Rows from a figure dataset
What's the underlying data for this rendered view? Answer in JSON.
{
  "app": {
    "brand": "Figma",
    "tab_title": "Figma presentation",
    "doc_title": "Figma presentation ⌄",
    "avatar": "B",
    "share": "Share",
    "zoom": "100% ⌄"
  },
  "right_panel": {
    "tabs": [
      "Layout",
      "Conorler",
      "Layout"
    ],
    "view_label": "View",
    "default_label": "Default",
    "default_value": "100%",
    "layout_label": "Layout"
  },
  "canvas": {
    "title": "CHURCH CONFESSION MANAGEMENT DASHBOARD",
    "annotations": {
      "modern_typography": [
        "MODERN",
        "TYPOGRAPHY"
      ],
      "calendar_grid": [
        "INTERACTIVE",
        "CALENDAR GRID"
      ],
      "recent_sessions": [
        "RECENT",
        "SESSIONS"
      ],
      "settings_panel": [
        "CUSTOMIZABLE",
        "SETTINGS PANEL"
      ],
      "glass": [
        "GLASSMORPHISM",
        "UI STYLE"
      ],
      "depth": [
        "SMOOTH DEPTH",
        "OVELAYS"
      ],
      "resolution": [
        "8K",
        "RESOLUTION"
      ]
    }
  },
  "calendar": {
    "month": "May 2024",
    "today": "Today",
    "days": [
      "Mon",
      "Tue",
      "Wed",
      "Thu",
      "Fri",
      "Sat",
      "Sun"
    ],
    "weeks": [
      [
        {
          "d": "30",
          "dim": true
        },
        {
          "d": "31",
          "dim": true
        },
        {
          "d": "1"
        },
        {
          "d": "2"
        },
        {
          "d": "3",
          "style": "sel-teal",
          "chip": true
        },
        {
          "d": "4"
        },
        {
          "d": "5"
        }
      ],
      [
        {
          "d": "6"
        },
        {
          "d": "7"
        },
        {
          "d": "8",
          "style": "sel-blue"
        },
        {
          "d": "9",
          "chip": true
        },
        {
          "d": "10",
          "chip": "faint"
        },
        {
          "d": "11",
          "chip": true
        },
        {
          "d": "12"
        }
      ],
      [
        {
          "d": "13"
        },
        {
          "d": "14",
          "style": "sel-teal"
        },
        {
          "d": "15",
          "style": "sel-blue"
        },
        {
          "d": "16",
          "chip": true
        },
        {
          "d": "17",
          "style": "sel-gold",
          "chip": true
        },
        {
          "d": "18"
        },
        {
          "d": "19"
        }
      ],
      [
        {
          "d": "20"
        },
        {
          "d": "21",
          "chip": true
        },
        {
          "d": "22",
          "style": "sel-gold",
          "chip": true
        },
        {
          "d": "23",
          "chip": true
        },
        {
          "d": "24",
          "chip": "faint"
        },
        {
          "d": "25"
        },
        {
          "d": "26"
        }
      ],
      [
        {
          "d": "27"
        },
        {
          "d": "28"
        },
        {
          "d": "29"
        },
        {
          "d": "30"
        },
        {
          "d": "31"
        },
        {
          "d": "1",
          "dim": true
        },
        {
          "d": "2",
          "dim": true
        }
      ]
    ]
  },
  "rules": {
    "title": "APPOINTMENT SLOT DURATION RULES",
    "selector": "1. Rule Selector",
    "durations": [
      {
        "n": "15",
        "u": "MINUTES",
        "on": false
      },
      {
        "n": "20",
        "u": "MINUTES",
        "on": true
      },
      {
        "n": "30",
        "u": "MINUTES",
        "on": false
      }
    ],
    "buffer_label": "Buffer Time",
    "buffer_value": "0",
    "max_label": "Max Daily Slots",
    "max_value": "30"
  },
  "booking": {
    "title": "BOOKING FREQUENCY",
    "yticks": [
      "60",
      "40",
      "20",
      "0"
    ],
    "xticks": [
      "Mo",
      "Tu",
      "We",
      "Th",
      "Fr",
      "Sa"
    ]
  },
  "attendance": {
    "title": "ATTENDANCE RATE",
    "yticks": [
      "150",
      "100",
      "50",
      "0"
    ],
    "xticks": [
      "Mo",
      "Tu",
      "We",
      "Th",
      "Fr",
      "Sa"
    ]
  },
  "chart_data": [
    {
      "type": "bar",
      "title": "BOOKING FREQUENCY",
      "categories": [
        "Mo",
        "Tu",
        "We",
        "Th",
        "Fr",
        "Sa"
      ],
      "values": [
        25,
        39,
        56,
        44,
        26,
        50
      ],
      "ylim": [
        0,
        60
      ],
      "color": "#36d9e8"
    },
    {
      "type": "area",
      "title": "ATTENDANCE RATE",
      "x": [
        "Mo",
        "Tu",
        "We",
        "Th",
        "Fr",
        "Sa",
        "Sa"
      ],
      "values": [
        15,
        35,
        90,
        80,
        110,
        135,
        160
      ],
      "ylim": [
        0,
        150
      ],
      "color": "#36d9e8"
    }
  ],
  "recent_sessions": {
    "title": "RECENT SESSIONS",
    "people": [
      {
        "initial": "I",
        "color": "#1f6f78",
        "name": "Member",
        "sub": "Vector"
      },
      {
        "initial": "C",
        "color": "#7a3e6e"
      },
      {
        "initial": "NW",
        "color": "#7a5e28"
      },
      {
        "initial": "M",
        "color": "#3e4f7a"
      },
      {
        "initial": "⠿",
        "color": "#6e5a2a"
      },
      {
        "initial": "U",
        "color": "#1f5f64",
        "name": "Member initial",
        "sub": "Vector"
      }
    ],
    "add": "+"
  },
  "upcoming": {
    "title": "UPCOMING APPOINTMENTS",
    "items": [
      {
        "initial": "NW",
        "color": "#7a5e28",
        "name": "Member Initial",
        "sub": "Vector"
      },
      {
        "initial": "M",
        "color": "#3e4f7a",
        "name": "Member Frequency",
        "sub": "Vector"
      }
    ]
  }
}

◆ OBJECTIVE: Could you reproduce every record above exactly as it appears?

◆ RESULT BELOW:
What's the underlying data for this rendered view? Answer in JSON.
{
  "app": {
    "brand": "Figma",
    "tab_title": "Figma presentation",
    "doc_title": "Figma presentation ⌄",
    "avatar": "B",
    "share": "Share",
    "zoom": "100% ⌄"
  },
  "right_panel": {
    "tabs": [
      "Layout",
      "Conorler",
      "Layout"
    ],
    "view_label": "View",
    "default_label": "Default",
    "default_value": "100%",
    "layout_label": "Layout"
  },
  "canvas": {
    "title": "CHURCH CONFESSION MANAGEMENT DASHBOARD",
    "annotations": {
      "modern_typography": [
        "MODERN",
        "TYPOGRAPHY"
      ],
      "calendar_grid": [
        "INTERACTIVE",
        "CALENDAR GRID"
      ],
      "recent_sessions": [
        "RECENT",
        "SESSIONS"
      ],
      "settings_panel": [
        "CUSTOMIZABLE",
        "SETTINGS PANEL"
      ],
      "glass": [
        "GLASSMORPHISM",
        "UI STYLE"
      ],
      "depth": [
        "SMOOTH DEPTH",
        "OVELAYS"
      ],
      "resolution": [
        "8K",
        "RESOLUTION"
      ]
    }
  },
  "calendar": {
    "month": "May 2024",
    "today": "Today",
    "days": [
      "Mon",
      "Tue",
      "Wed",
      "Thu",
      "Fri",
      "Sat",
      "Sun"
    ],
    "weeks": [
      [
        {
          "d": "30",
          "dim": true
        },
        {
          "d": "31",
          "dim": true
        },
        {
          "d": "1"
        },
        {
          "d": "2"
        },
        {
          "d": "3",
          "style": "sel-teal",
          "chip": true
        },
        {
          "d": "4"
        },
        {
          "d": "5"
        }
      ],
      [
        {
          "d": "6"
        },
        {
          "d": "7"
        },
        {
          "d": "8",
          "style": "sel-blue"
        },
        {
          "d": "9",
          "chip": true
        },
        {
          "d": "10",
          "chip": "faint"
        },
        {
          "d": "11",
          "chip": true
        },
        {
          "d": "12"
        }
      ],
      [
        {
          "d": "13"
        },
        {
          "d": "14",
          "style": "sel-teal"
        },
        {
          "d": "15",
          "style": "sel-blue"
        },
        {
          "d": "16",
          "chip": true
        },
        {
          "d": "17",
          "style": "sel-gold",
          "chip": true
        },
        {
          "d": "18"
        },
        {
          "d": "19"
        }
      ],
      [
        {
          "d": "20"
        },
        {
          "d": "21",
          "chip": true
        },
        {
          "d": "22",
          "style": "sel-gold",
          "chip": true
        },
        {
          "d": "23",
          "chip": true
        },
        {
          "d": "24",
          "chip": "faint"
        },
        {
          "d": "25"
        },
        {
          "d": "26"
        }
      ],
      [
        {
          "d": "27"
        },
        {
          "d": "28"
        },
        {
          "d": "29"
        },
        {
          "d": "30"
        },
        {
          "d": "31"
        },
        {
          "d": "1",
          "dim": true
        },
        {
          "d": "2",
          "dim": true
        }
      ]
    ]
  },
  "rules": {
    "title": "APPOINTMENT SLOT DURATION RULES",
    "selector": "1. Rule Selector",
    "durations": [
      {
        "n": "15",
        "u": "MINUTES",
        "on": false
      },
      {
        "n": "20",
        "u": "MINUTES",
        "on": true
      },
      {
        "n": "30",
        "u": "MINUTES",
        "on": false
      }
    ],
    "buffer_label": "Buffer Time",
    "buffer_value": "0",
    "max_label": "Max Daily Slots",
    "max_value": "30"
  },
  "booking": {
    "title": "BOOKING FREQUENCY",
    "yticks": [
      "60",
      "40",
      "20",
      "0"
    ],
    "xticks": [
      "Mo",
      "Tu",
      "We",
      "Th",
      "Fr",
      "Sa"
    ]
  },
  "attendance": {
    "title": "ATTENDANCE RATE",
    "yticks": [
      "150",
      "100",
      "50",
      "0"
    ],
    "xticks": [
      "Mo",
      "Tu",
      "We",
      "Th",
      "Fr",
      "Sa"
    ]
  },
  "chart_data": [
    {
      "type": "bar",
      "title": "BOOKING FREQUENCY",
      "categories": [
        "Mo",
        "Tu",
        "We",
        "Th",
        "Fr",
        "Sa"
      ],
      "values": [
        25,
        39,
        56,
        44,
        26,
        50
      ],
      "ylim": [
        0,
        60
      ],
      "color": "#36d9e8"
    },
    {
      "type": "area",
      "title": "ATTENDANCE RATE",
      "x": [
        "Mo",
        "Tu",
        "We",
        "Th",
        "Fr",
        "Sa",
        "Sa"
      ],
      "values": [
        15,
        35,
        90,
        80,
        110,
        135,
        160
      ],
      "ylim": [
        0,
        150
      ],
      "color": "#36d9e8"
    }
  ],
  "recent_sessions": {
    "title": "RECENT SESSIONS",
    "people": [
      {
        "initial": "I",
        "color": "#1f6f78",
        "name": "Member",
        "sub": "Vector"
      },
      {
        "initial": "C",
        "color": "#7a3e6e"
      },
      {
        "initial": "NW",
        "color": "#7a5e28"
      },
      {
        "initial": "M",
        "color": "#3e4f7a"
      },
      {
        "initial": "⠿",
        "color": "#6e5a2a"
      },
      {
        "initial": "U",
        "color": "#1f5f64",
        "name": "Member initial",
        "sub": "Vector"
      }
    ],
    "add": "+"
  },
  "upcoming": {
    "title": "UPCOMING APPOINTMENTS",
    "items": [
      {
        "initial": "NW",
        "color": "#7a5e28",
        "name": "Member Initial",
        "sub": "Vector"
      },
      {
        "initial": "M",
        "color": "#3e4f7a",
        "name": "Member Frequency",
        "sub": "Vector"
      }
    ]
  }
}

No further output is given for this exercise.